> _JOB A_
In the article about remote indigenous communities, how far from Oombulgurri is Wyndham?

** Start of PASSAGE GIVEN **

A view of the community of Mimili in the Anangu Pitjantjatjara Yankunytjatjara lands, a local Aboriginal area in northwest South Australia (file photo)

The Australian government has decided to discontinue the provision of water and electricity supplies to up to 200 indigenous communities, saying it can no longer afford the basic services, delegating it to state governments.

The remote communities, located across the northern tip of Australia and the Kimberley in the country’s northwest, will be deprived of essential services with the decision by the federal government, Vice News agency reported on Tuesday.

Reactions and repercussions

Meanwhile, Western Australia (WA) state government has said it cannot afford to cover the costs either, estimating that at least some of the 274 communities in the state - perhaps as many as 200 - will have to close.

WA Premier Colin Barnett has, however, announced that cutting water and electricity supplies does not mean the communities will have to close down.

“There is nothing to stop people going on to land,” Barnett said.

Meanwhile, the Amnesty International’s Australia advisor Rodney Dillon has voiced the organization’s concern over the decision, saying the communities have not been informed and the decision was made by “a couple of blokes with a coffee in Perth”

 “This is their homeland. It’s where they belong. It’s where they are proud. They are the keepers of the land. Some might stay and die on the land. The older individuals won’t manage it, it might kill them,” Dillon said.

This is not the first time the Australian government has made a decision that is widely believed to neglect the rights of the Aboriginal communities. In 2011, the government shuttered an indigenous community in Oombulgurri, in eastern Kimberley, and relocated the residents to Wyndham, about 45 kilometers away.

“They literally told these people to get out of their homes and that they couldn’t stay or come back, and then dumped them in the mangroves around the town,” Lauren Pike, a spokeswoman for the Kimberley Land Council said

“Houses weren’t provided, nothing was provided,” she said.

Around 500,000 of Australia’s 22 million-strong population claim Aboriginal heritage and cultural values.

Amnesty International has criticized the Australian government for what it describes as racially discriminatory policies toward the Aborigines.

Indigenous communities are considered the most disadvantaged in Australia, suffering higher rates of imprisonment, unemployment, illness and child mortality.

** End of PASSAGE GIVEN **
** Start of DATA ENTRIES **

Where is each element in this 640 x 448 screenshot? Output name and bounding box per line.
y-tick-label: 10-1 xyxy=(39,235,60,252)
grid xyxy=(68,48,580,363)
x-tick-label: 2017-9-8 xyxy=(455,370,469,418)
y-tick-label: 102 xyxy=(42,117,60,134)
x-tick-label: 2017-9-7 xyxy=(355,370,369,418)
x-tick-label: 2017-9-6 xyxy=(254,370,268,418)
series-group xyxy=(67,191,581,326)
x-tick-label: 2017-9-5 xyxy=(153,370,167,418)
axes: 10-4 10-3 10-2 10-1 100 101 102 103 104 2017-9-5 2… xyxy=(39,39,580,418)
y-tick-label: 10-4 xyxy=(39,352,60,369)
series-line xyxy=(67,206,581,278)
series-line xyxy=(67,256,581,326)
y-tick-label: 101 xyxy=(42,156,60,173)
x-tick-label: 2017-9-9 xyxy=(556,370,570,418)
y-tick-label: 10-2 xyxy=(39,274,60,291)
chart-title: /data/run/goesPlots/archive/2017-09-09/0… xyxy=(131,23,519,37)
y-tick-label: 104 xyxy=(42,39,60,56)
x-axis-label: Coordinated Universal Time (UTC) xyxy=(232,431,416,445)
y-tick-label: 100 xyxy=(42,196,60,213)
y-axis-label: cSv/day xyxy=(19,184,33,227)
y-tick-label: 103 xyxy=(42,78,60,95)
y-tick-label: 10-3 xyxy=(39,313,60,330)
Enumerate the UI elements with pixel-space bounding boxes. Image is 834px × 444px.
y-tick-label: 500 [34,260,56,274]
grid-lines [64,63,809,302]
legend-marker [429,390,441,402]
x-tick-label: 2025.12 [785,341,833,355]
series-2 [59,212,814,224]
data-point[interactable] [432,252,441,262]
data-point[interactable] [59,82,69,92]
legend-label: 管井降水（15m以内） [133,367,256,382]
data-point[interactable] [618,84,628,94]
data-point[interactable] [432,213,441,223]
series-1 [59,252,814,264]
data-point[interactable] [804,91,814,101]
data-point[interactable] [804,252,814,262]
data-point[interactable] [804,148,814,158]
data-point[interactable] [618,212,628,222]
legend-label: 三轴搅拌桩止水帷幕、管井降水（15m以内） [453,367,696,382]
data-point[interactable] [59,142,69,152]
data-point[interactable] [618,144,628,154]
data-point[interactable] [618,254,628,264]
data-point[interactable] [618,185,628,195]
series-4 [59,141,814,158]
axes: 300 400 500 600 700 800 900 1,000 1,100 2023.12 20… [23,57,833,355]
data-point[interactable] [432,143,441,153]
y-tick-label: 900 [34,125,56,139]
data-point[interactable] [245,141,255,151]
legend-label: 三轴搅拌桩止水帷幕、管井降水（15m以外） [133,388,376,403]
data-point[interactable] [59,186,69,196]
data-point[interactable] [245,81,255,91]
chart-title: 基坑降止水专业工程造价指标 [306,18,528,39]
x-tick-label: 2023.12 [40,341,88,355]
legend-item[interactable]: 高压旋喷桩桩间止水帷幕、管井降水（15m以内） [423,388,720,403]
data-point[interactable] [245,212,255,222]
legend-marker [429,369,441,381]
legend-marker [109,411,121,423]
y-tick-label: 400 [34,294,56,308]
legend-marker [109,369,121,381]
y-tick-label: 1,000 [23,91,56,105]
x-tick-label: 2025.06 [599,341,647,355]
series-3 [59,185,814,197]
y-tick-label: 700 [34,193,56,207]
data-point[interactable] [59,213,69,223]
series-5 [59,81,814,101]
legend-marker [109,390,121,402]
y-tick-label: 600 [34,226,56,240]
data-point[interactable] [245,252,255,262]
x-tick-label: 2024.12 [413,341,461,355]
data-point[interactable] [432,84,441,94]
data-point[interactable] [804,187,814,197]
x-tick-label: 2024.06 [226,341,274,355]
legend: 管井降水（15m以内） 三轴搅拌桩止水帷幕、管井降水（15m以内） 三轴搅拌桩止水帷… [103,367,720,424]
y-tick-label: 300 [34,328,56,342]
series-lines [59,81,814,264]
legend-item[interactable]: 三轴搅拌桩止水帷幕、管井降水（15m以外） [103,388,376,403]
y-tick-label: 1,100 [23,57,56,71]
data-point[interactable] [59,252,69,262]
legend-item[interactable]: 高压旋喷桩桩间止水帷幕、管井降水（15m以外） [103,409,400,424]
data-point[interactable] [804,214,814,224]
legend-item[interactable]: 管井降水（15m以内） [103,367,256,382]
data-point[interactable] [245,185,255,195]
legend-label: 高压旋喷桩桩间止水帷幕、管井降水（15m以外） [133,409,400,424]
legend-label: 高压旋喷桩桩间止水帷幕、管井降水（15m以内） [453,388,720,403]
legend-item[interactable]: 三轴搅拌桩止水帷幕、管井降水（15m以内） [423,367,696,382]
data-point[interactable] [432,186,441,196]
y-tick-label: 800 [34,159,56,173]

** End of DATA ENTRIES **

> _JOB B_
Swap "series-line" for "trend-line" in the rows from the first line through the line containing "data-point[interactable] [59,82,69,92]", inclusive, and return only those lines with nothing else changed.

> _FINAL ANSWER A_
About 45 kilometers.

> _FINAL ANSWER B_
Where is each element in this 640 x 448 screenshot? Output name and bounding box per line.
y-tick-label: 10-1 xyxy=(39,235,60,252)
grid xyxy=(68,48,580,363)
x-tick-label: 2017-9-8 xyxy=(455,370,469,418)
y-tick-label: 102 xyxy=(42,117,60,134)
x-tick-label: 2017-9-7 xyxy=(355,370,369,418)
x-tick-label: 2017-9-6 xyxy=(254,370,268,418)
series-group xyxy=(67,191,581,326)
x-tick-label: 2017-9-5 xyxy=(153,370,167,418)
axes: 10-4 10-3 10-2 10-1 100 101 102 103 104 2017-9-5 2… xyxy=(39,39,580,418)
y-tick-label: 10-4 xyxy=(39,352,60,369)
trend-line xyxy=(67,206,581,278)
trend-line xyxy=(67,256,581,326)
y-tick-label: 101 xyxy=(42,156,60,173)
x-tick-label: 2017-9-9 xyxy=(556,370,570,418)
y-tick-label: 10-2 xyxy=(39,274,60,291)
chart-title: /data/run/goesPlots/archive/2017-09-09/0… xyxy=(131,23,519,37)
y-tick-label: 104 xyxy=(42,39,60,56)
x-axis-label: Coordinated Universal Time (UTC) xyxy=(232,431,416,445)
y-tick-label: 100 xyxy=(42,196,60,213)
y-axis-label: cSv/day xyxy=(19,184,33,227)
y-tick-label: 103 xyxy=(42,78,60,95)
y-tick-label: 10-3 xyxy=(39,313,60,330)
Enumerate the UI elements with pixel-space bounding boxes. Image is 834px × 444px.
y-tick-label: 500 [34,260,56,274]
grid-lines [64,63,809,302]
legend-marker [429,390,441,402]
x-tick-label: 2025.12 [785,341,833,355]
series-2 [59,212,814,224]
data-point[interactable] [432,252,441,262]
data-point[interactable] [59,82,69,92]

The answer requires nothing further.